■ WHAT TO PRODUCE:
Restate the whole listing exactly.
## start DATA PROVIDED
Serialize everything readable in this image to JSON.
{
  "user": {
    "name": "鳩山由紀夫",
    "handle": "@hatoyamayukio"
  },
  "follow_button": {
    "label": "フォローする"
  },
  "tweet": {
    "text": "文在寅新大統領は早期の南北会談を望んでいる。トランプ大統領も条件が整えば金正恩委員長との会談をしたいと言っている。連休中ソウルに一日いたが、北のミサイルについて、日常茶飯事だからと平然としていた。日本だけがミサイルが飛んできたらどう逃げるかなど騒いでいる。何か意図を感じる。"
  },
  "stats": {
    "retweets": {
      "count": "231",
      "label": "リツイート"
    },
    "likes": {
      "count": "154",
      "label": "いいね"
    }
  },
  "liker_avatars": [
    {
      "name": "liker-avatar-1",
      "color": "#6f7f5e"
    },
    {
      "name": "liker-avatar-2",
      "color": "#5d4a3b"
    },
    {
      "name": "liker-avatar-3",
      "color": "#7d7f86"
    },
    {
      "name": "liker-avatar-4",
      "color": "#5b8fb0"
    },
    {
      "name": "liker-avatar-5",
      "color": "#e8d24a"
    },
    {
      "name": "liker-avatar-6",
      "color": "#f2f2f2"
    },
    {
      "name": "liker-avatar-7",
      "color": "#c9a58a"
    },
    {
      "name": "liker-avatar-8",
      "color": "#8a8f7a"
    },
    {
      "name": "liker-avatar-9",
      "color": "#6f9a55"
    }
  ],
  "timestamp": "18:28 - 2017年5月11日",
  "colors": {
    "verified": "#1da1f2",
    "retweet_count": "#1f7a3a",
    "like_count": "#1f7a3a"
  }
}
## end DATA PROVIDED
■ TASK SOLUTION:
Serialize everything readable in this image to JSON.
{
  "user": {
    "name": "鳩山由紀夫",
    "handle": "@hatoyamayukio"
  },
  "follow_button": {
    "label": "フォローする"
  },
  "tweet": {
    "text": "文在寅新大統領は早期の南北会談を望んでいる。トランプ大統領も条件が整えば金正恩委員長との会談をしたいと言っている。連休中ソウルに一日いたが、北のミサイルについて、日常茶飯事だからと平然としていた。日本だけがミサイルが飛んできたらどう逃げるかなど騒いでいる。何か意図を感じる。"
  },
  "stats": {
    "retweets": {
      "count": "231",
      "label": "リツイート"
    },
    "likes": {
      "count": "154",
      "label": "いいね"
    }
  },
  "liker_avatars": [
    {
      "name": "liker-avatar-1",
      "color": "#6f7f5e"
    },
    {
      "name": "liker-avatar-2",
      "color": "#5d4a3b"
    },
    {
      "name": "liker-avatar-3",
      "color": "#7d7f86"
    },
    {
      "name": "liker-avatar-4",
      "color": "#5b8fb0"
    },
    {
      "name": "liker-avatar-5",
      "color": "#e8d24a"
    },
    {
      "name": "liker-avatar-6",
      "color": "#f2f2f2"
    },
    {
      "name": "liker-avatar-7",
      "color": "#c9a58a"
    },
    {
      "name": "liker-avatar-8",
      "color": "#8a8f7a"
    },
    {
      "name": "liker-avatar-9",
      "color": "#6f9a55"
    }
  ],
  "timestamp": "18:28 - 2017年5月11日",
  "colors": {
    "verified": "#1da1f2",
    "retweet_count": "#1f7a3a",
    "like_count": "#1f7a3a"
  }
}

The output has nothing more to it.